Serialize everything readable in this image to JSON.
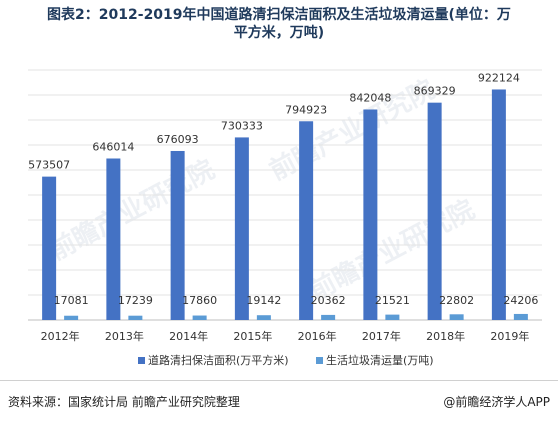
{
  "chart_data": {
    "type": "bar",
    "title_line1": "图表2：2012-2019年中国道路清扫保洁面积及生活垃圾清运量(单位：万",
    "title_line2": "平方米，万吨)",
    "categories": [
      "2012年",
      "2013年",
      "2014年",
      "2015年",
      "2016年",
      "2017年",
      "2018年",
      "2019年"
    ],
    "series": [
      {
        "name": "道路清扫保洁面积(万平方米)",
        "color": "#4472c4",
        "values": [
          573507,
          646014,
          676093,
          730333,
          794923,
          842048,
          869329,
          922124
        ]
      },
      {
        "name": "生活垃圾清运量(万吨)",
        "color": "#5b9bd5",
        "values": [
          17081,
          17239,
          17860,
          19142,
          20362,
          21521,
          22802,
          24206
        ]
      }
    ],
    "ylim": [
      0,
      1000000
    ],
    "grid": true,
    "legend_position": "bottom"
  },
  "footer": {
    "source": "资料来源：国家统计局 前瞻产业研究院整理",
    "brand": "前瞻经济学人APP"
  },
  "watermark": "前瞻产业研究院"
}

.....

_INSTRUCTIONS TO FOLLOW_
What you return should match the records above word for word, minus the pictures.

_SOLUTION TO THE EXERCISE_
Serialize everything readable in this image to JSON.
{
  "chart_data": {
    "type": "bar",
    "title_line1": "图表2：2012-2019年中国道路清扫保洁面积及生活垃圾清运量(单位：万",
    "title_line2": "平方米，万吨)",
    "categories": [
      "2012年",
      "2013年",
      "2014年",
      "2015年",
      "2016年",
      "2017年",
      "2018年",
      "2019年"
    ],
    "series": [
      {
        "name": "道路清扫保洁面积(万平方米)",
        "color": "#4472c4",
        "values": [
          573507,
          646014,
          676093,
          730333,
          794923,
          842048,
          869329,
          922124
        ]
      },
      {
        "name": "生活垃圾清运量(万吨)",
        "color": "#5b9bd5",
        "values": [
          17081,
          17239,
          17860,
          19142,
          20362,
          21521,
          22802,
          24206
        ]
      }
    ],
    "ylim": [
      0,
      1000000
    ],
    "grid": true,
    "legend_position": "bottom"
  },
  "footer": {
    "source": "资料来源：国家统计局 前瞻产业研究院整理",
    "brand": "前瞻经济学人APP"
  },
  "watermark": "前瞻产业研究院"
}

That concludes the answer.